[Extracted data entries]
····················

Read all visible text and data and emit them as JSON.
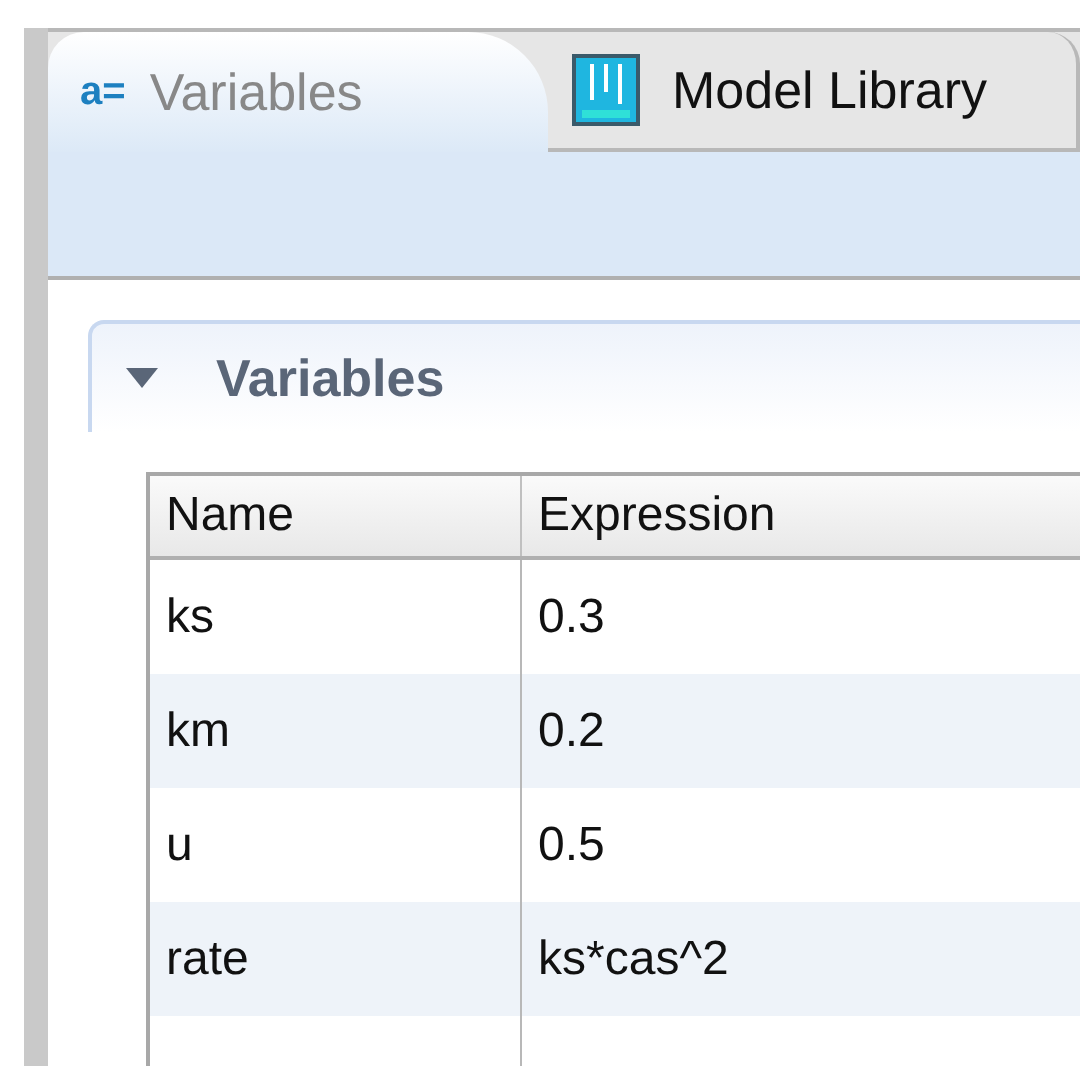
{
  "tabs": [
    {
      "label": "Variables",
      "icon_text": "a=",
      "selected": true
    },
    {
      "label": "Model Library",
      "selected": false
    }
  ],
  "section": {
    "title": "Variables",
    "expanded": true,
    "table": {
      "columns": [
        "Name",
        "Expression"
      ],
      "rows": [
        {
          "name": "ks",
          "expression": "0.3"
        },
        {
          "name": "km",
          "expression": "0.2"
        },
        {
          "name": "u",
          "expression": "0.5"
        },
        {
          "name": "rate",
          "expression": "ks*cas^2"
        }
      ]
    }
  }
}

····················

== Problem to work on ==
Quote the material exactly. Pictures stay out.

== Written reply ==
Read all visible text and data and emit them as JSON.
{
  "tabs": [
    {
      "label": "Variables",
      "icon_text": "a=",
      "selected": true
    },
    {
      "label": "Model Library",
      "selected": false
    }
  ],
  "section": {
    "title": "Variables",
    "expanded": true,
    "table": {
      "columns": [
        "Name",
        "Expression"
      ],
      "rows": [
        {
          "name": "ks",
          "expression": "0.3"
        },
        {
          "name": "km",
          "expression": "0.2"
        },
        {
          "name": "u",
          "expression": "0.5"
        },
        {
          "name": "rate",
          "expression": "ks*cas^2"
        }
      ]
    }
  }
}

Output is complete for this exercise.